→ **EXERCISE DIRECTIONS**: Reproduce the following entries line for line, without changing anything.

— Start PROVIDED DATA —

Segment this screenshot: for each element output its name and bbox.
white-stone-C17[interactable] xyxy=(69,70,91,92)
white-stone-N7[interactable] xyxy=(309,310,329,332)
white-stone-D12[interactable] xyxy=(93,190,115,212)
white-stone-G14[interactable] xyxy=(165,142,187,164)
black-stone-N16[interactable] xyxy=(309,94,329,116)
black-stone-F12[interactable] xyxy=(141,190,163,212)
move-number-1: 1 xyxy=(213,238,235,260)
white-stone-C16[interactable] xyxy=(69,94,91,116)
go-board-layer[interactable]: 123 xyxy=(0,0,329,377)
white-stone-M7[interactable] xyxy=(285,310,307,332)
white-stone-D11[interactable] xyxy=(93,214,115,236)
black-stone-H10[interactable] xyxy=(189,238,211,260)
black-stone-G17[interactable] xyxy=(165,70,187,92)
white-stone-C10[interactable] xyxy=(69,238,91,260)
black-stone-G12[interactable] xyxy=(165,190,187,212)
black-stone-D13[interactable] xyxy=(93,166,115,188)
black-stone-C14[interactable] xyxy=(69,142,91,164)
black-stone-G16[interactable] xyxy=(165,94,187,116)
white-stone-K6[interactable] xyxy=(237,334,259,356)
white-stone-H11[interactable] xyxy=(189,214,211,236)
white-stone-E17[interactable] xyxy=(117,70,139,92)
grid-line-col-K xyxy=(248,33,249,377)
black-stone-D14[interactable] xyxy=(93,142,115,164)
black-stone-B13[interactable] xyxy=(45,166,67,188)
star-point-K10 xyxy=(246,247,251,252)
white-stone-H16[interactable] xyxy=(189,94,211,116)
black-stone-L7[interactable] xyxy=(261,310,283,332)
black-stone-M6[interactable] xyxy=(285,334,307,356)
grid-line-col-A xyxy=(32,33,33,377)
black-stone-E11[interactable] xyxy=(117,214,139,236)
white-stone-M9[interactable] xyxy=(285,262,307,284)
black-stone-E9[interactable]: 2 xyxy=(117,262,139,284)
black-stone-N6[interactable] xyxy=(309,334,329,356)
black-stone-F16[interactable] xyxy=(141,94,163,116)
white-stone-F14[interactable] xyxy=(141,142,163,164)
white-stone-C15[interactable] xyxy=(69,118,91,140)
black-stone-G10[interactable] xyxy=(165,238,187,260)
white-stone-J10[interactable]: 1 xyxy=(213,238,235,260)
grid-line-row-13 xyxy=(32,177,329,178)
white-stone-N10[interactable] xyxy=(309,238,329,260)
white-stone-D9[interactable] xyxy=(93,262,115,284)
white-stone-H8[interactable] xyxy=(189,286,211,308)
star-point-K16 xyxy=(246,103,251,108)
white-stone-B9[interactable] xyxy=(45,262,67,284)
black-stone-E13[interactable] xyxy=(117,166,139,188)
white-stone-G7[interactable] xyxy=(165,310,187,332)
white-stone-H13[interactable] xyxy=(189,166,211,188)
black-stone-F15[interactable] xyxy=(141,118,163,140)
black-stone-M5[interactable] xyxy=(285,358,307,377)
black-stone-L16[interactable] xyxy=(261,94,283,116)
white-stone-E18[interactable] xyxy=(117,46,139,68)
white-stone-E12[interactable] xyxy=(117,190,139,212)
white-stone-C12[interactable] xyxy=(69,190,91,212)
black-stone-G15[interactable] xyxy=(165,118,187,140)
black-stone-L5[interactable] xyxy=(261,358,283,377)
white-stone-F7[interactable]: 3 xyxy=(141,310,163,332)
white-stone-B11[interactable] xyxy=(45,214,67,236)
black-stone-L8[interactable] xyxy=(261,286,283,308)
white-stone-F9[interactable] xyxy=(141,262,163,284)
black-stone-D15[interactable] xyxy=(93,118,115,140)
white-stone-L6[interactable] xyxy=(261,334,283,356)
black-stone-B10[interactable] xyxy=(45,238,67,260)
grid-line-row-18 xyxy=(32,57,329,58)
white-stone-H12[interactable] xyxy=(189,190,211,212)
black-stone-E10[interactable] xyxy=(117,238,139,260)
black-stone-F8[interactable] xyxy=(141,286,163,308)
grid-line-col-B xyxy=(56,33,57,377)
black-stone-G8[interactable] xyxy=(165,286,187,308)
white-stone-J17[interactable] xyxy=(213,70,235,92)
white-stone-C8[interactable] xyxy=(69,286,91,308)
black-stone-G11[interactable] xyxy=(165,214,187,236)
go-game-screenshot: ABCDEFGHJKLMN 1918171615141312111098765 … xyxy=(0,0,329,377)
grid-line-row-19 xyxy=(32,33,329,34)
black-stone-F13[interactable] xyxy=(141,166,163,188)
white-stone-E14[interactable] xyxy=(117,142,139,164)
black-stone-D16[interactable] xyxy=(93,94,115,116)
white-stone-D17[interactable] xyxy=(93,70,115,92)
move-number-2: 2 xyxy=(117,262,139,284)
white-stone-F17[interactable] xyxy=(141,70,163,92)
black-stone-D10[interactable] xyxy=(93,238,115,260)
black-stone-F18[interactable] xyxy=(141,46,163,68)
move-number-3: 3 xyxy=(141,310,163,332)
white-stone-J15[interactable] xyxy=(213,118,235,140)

— End PROVIDED DATA —

→ **SOLUTION TO THIS EXERCISE**:
Segment this screenshot: for each element output its name and bbox.
white-stone-C17[interactable] xyxy=(69,70,91,92)
white-stone-N7[interactable] xyxy=(309,310,329,332)
white-stone-D12[interactable] xyxy=(93,190,115,212)
white-stone-G14[interactable] xyxy=(165,142,187,164)
black-stone-N16[interactable] xyxy=(309,94,329,116)
black-stone-F12[interactable] xyxy=(141,190,163,212)
move-number-1: 1 xyxy=(213,238,235,260)
white-stone-C16[interactable] xyxy=(69,94,91,116)
go-board-layer[interactable]: 123 xyxy=(0,0,329,377)
white-stone-M7[interactable] xyxy=(285,310,307,332)
white-stone-D11[interactable] xyxy=(93,214,115,236)
black-stone-H10[interactable] xyxy=(189,238,211,260)
black-stone-G17[interactable] xyxy=(165,70,187,92)
white-stone-C10[interactable] xyxy=(69,238,91,260)
black-stone-G12[interactable] xyxy=(165,190,187,212)
black-stone-D13[interactable] xyxy=(93,166,115,188)
black-stone-C14[interactable] xyxy=(69,142,91,164)
black-stone-G16[interactable] xyxy=(165,94,187,116)
white-stone-K6[interactable] xyxy=(237,334,259,356)
white-stone-H11[interactable] xyxy=(189,214,211,236)
white-stone-E17[interactable] xyxy=(117,70,139,92)
grid-line-col-K xyxy=(248,33,249,377)
black-stone-D14[interactable] xyxy=(93,142,115,164)
black-stone-B13[interactable] xyxy=(45,166,67,188)
star-point-K10 xyxy=(246,247,251,252)
white-stone-H16[interactable] xyxy=(189,94,211,116)
black-stone-L7[interactable] xyxy=(261,310,283,332)
black-stone-M6[interactable] xyxy=(285,334,307,356)
grid-line-col-A xyxy=(32,33,33,377)
black-stone-E11[interactable] xyxy=(117,214,139,236)
white-stone-M9[interactable] xyxy=(285,262,307,284)
black-stone-E9[interactable]: 2 xyxy=(117,262,139,284)
black-stone-N6[interactable] xyxy=(309,334,329,356)
black-stone-F16[interactable] xyxy=(141,94,163,116)
white-stone-F14[interactable] xyxy=(141,142,163,164)
white-stone-C15[interactable] xyxy=(69,118,91,140)
black-stone-G10[interactable] xyxy=(165,238,187,260)
white-stone-J10[interactable]: 1 xyxy=(213,238,235,260)
grid-line-row-13 xyxy=(32,177,329,178)
white-stone-N10[interactable] xyxy=(309,238,329,260)
white-stone-D9[interactable] xyxy=(93,262,115,284)
white-stone-H8[interactable] xyxy=(189,286,211,308)
star-point-K16 xyxy=(246,103,251,108)
white-stone-B9[interactable] xyxy=(45,262,67,284)
black-stone-E13[interactable] xyxy=(117,166,139,188)
white-stone-G7[interactable] xyxy=(165,310,187,332)
white-stone-H13[interactable] xyxy=(189,166,211,188)
black-stone-F15[interactable] xyxy=(141,118,163,140)
black-stone-M5[interactable] xyxy=(285,358,307,377)
black-stone-L16[interactable] xyxy=(261,94,283,116)
white-stone-E18[interactable] xyxy=(117,46,139,68)
white-stone-E12[interactable] xyxy=(117,190,139,212)
white-stone-C12[interactable] xyxy=(69,190,91,212)
black-stone-G15[interactable] xyxy=(165,118,187,140)
black-stone-L5[interactable] xyxy=(261,358,283,377)
white-stone-F7[interactable]: 3 xyxy=(141,310,163,332)
white-stone-B11[interactable] xyxy=(45,214,67,236)
black-stone-L8[interactable] xyxy=(261,286,283,308)
white-stone-F9[interactable] xyxy=(141,262,163,284)
black-stone-D15[interactable] xyxy=(93,118,115,140)
white-stone-L6[interactable] xyxy=(261,334,283,356)
black-stone-B10[interactable] xyxy=(45,238,67,260)
grid-line-row-18 xyxy=(32,57,329,58)
white-stone-H12[interactable] xyxy=(189,190,211,212)
black-stone-E10[interactable] xyxy=(117,238,139,260)
black-stone-F8[interactable] xyxy=(141,286,163,308)
grid-line-col-B xyxy=(56,33,57,377)
black-stone-G8[interactable] xyxy=(165,286,187,308)
white-stone-J17[interactable] xyxy=(213,70,235,92)
white-stone-C8[interactable] xyxy=(69,286,91,308)
black-stone-G11[interactable] xyxy=(165,214,187,236)
go-game-screenshot: ABCDEFGHJKLMN 1918171615141312111098765 … xyxy=(0,0,329,377)
grid-line-row-19 xyxy=(32,33,329,34)
black-stone-F13[interactable] xyxy=(141,166,163,188)
white-stone-E14[interactable] xyxy=(117,142,139,164)
black-stone-D16[interactable] xyxy=(93,94,115,116)
white-stone-D17[interactable] xyxy=(93,70,115,92)
move-number-2: 2 xyxy=(117,262,139,284)
white-stone-F17[interactable] xyxy=(141,70,163,92)
black-stone-D10[interactable] xyxy=(93,238,115,260)
black-stone-F18[interactable] xyxy=(141,46,163,68)
move-number-3: 3 xyxy=(141,310,163,332)
white-stone-J15[interactable] xyxy=(213,118,235,140)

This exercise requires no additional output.